*WHAT NEEDS TO BE DONE*: Search the records for the word "true" and report each line that has it.

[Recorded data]
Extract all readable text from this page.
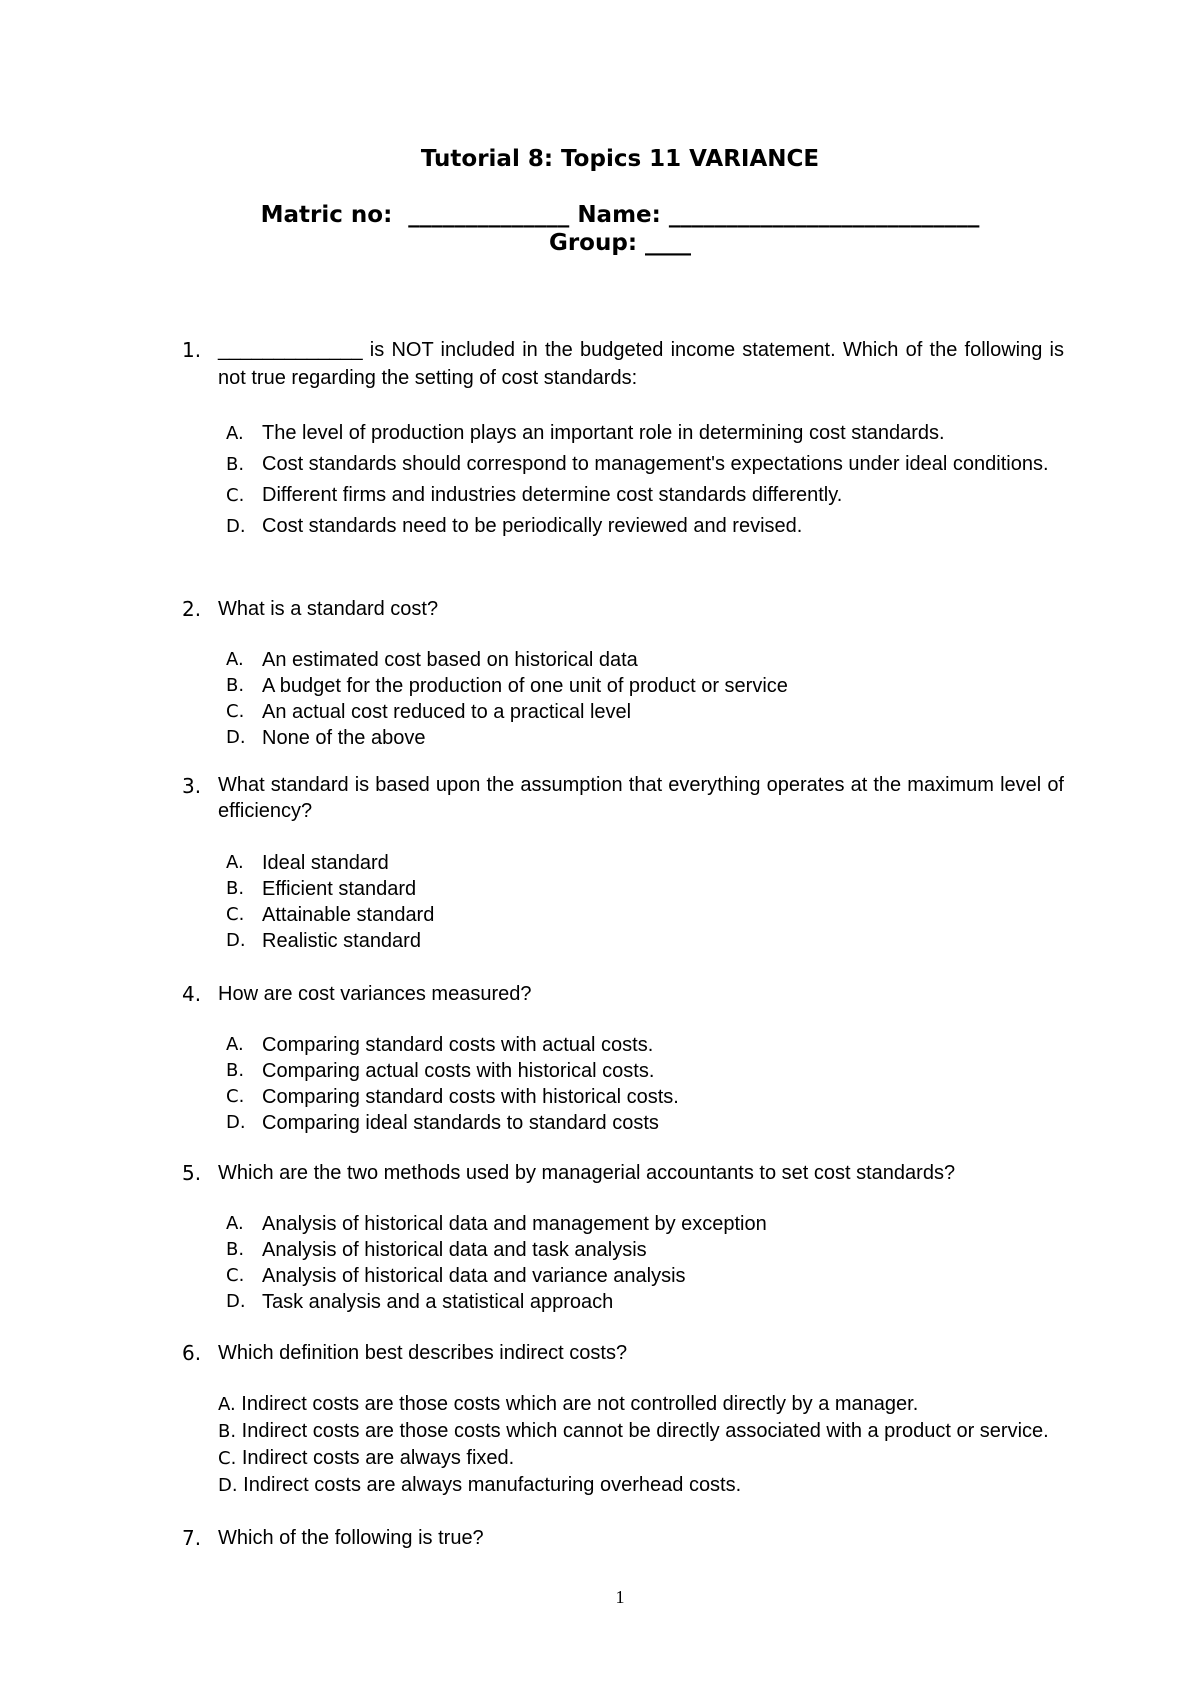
Tutorial 8: Topics 11 VARIANCE
Matric no: ______________ Name: ___________________________
Group: ____
1. _____________ is NOT included in the budgeted income statement. Which of the following is not true regarding the setting of cost standards:
A. The level of production plays an important role in determining cost standards.
B. Cost standards should correspond to management's expectations under ideal conditions.
C. Different firms and industries determine cost standards differently.
D. Cost standards need to be periodically reviewed and revised.
2. What is a standard cost?
A. An estimated cost based on historical data
B. A budget for the production of one unit of product or service
C. An actual cost reduced to a practical level
D. None of the above
3. What standard is based upon the assumption that everything operates at the maximum level of efficiency?
A. Ideal standard
B. Efficient standard
C. Attainable standard
D. Realistic standard
4. How are cost variances measured?
A. Comparing standard costs with actual costs.
B. Comparing actual costs with historical costs.
C. Comparing standard costs with historical costs.
D. Comparing ideal standards to standard costs
5. Which are the two methods used by managerial accountants to set cost standards?
A. Analysis of historical data and management by exception
B. Analysis of historical data and task analysis
C. Analysis of historical data and variance analysis
D. Task analysis and a statistical approach
6. Which definition best describes indirect costs?
A. Indirect costs are those costs which are not controlled directly by a manager.
B. Indirect costs are those costs which cannot be directly associated with a product or service.
C. Indirect costs are always fixed.
D. Indirect costs are always manufacturing overhead costs.
7. Which of the following is true?
1
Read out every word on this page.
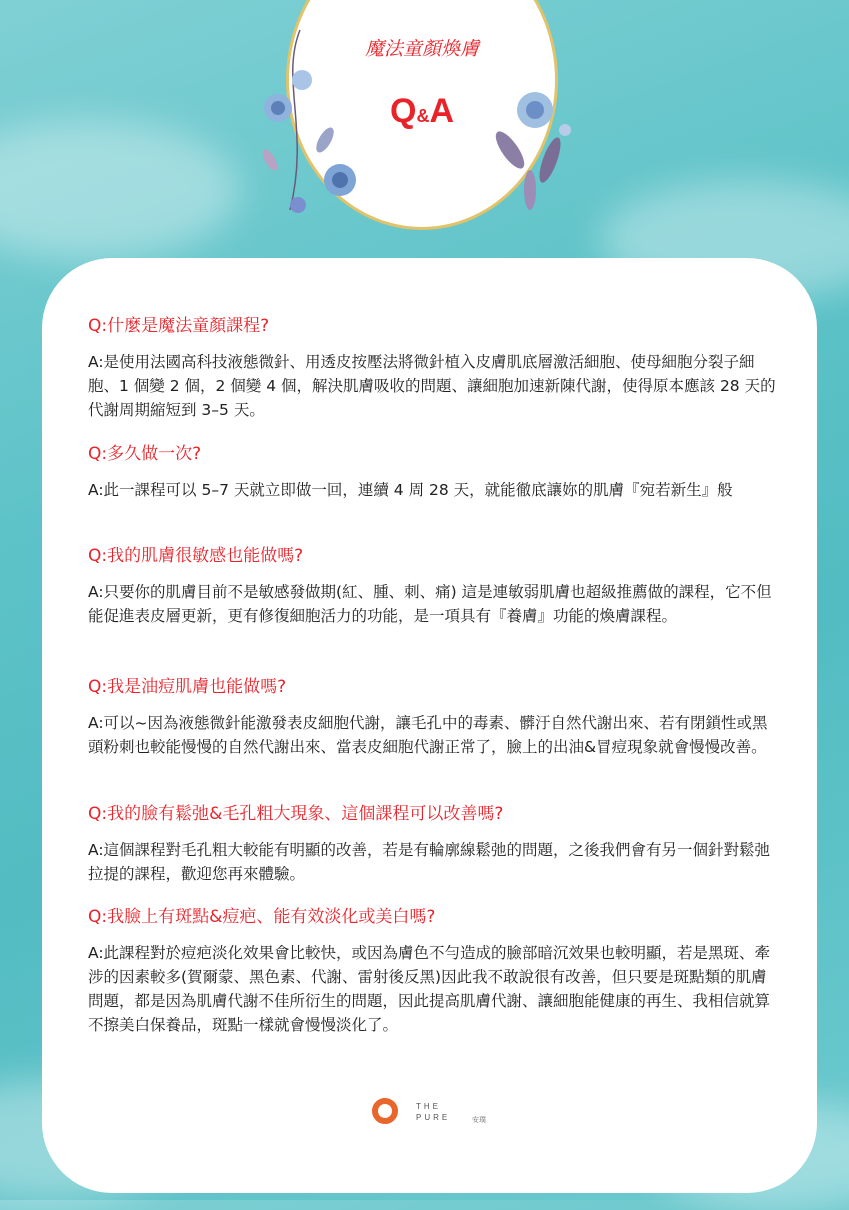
魔法童顏煥膚
Q&A

Q:什麼是魔法童顏課程?

A:是使用法國高科技液態微針、用透皮按壓法將微針植入皮膚肌底層激活細胞、使母細胞分裂子細胞、1 個變 2 個，2 個變 4 個，解決肌膚吸收的問題、讓細胞加速新陳代謝，使得原本應該 28 天的代謝周期縮短到 3–5 天。

Q:多久做一次?

A:此一課程可以 5–7 天就立即做一回，連續 4 周 28 天，就能徹底讓妳的肌膚『宛若新生』般

Q:我的肌膚很敏感也能做嗎?

A:只要你的肌膚目前不是敏感發做期(紅、腫、刺、痛) 這是連敏弱肌膚也超級推薦做的課程，它不但能促進表皮層更新，更有修復細胞活力的功能，是一項具有『養膚』功能的煥膚課程。

Q:我是油痘肌膚也能做嗎?

A:可以~因為液態微針能激發表皮細胞代謝，讓毛孔中的毒素、髒汙自然代謝出來、若有閉鎖性或黑頭粉刺也較能慢慢的自然代謝出來、當表皮細胞代謝正常了，臉上的出油&冒痘現象就會慢慢改善。

Q:我的臉有鬆弛&毛孔粗大現象、這個課程可以改善嗎?

A:這個課程對毛孔粗大較能有明顯的改善，若是有輪廓線鬆弛的問題，之後我們會有另一個針對鬆弛拉提的課程，歡迎您再來體驗。

Q:我臉上有斑點&痘疤、能有效淡化或美白嗎?

A:此課程對於痘疤淡化效果會比較快，或因為膚色不勻造成的臉部暗沉效果也較明顯，若是黑斑、牽涉的因素較多(賀爾蒙、黑色素、代謝、雷射後反黑)因此我不敢說很有改善，但只要是斑點類的肌膚問題，都是因為肌膚代謝不佳所衍生的問題，因此提高肌膚代謝、讓細胞能健康的再生、我相信就算不擦美白保養品，斑點一樣就會慢慢淡化了。

THE
PURE	安璞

*ANSWER TO THIS PROBLEM*:
1. _____________ is NOT included in the budgeted income statement. Which of the following is not true regarding the setting of cost standards:
7. Which of the following is true?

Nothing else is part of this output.